(Dataset entries)
Content starts
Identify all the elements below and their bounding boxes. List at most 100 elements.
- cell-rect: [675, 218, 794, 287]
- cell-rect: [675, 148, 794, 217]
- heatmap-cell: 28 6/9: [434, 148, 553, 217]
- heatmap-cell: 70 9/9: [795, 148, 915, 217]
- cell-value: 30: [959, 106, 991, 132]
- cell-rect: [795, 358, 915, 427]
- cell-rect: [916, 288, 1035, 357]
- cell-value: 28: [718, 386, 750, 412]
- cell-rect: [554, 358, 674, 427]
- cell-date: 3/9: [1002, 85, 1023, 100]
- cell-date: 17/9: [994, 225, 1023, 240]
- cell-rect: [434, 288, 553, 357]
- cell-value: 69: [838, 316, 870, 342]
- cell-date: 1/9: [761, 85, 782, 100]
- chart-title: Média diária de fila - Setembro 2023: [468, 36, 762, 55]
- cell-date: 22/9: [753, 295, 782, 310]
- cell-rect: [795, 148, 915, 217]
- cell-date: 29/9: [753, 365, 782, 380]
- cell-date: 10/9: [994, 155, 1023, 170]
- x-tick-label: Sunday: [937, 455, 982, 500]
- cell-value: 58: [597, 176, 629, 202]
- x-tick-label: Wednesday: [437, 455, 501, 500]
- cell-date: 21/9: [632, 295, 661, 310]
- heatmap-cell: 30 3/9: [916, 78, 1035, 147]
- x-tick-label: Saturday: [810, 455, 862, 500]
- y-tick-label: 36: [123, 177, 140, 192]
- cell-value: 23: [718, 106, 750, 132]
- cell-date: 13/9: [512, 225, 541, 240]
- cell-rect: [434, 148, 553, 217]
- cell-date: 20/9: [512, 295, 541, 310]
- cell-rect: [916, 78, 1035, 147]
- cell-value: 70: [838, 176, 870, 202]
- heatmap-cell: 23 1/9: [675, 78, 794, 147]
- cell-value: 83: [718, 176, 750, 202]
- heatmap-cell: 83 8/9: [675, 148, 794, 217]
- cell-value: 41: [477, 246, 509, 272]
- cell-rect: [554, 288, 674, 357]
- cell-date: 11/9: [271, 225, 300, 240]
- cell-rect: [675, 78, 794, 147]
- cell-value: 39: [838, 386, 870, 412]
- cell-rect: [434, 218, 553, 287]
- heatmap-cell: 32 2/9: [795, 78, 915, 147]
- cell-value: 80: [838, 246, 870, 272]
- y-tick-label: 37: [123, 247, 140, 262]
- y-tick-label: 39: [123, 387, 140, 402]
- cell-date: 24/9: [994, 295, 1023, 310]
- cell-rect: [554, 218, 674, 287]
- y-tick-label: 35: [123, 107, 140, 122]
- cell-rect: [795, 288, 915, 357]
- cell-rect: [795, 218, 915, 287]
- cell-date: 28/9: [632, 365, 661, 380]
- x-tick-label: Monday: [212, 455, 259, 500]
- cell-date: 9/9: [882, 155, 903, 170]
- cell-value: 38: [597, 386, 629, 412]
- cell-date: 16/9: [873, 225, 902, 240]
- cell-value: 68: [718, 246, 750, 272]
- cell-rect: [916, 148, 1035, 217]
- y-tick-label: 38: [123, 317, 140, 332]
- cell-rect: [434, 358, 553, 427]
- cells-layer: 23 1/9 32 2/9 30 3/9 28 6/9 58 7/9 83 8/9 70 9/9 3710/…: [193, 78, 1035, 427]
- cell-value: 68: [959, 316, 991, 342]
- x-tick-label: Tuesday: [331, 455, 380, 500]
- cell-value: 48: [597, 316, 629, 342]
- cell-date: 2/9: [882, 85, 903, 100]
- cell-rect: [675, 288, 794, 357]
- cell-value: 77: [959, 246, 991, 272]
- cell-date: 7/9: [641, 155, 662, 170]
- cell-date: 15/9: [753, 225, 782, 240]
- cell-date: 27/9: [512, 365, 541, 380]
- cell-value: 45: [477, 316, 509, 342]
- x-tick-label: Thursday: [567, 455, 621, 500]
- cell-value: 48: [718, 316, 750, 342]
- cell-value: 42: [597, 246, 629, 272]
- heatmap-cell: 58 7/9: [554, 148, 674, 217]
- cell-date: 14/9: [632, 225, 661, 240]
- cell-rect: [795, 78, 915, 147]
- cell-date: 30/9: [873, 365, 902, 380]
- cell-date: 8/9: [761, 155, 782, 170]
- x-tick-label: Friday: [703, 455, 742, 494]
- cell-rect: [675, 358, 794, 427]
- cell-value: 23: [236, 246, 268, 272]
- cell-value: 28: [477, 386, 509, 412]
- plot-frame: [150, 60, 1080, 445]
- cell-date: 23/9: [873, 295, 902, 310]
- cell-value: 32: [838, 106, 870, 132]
Content ends
Each line in the data that holds the string "heatmap" must be returned.

• [Problem solution]:
- heatmap-cell: 28 6/9: [434, 148, 553, 217]
- heatmap-cell: 70 9/9: [795, 148, 915, 217]
- heatmap-cell: 30 3/9: [916, 78, 1035, 147]
- heatmap-cell: 23 1/9: [675, 78, 794, 147]
- heatmap-cell: 83 8/9: [675, 148, 794, 217]
- heatmap-cell: 32 2/9: [795, 78, 915, 147]
- heatmap-cell: 58 7/9: [554, 148, 674, 217]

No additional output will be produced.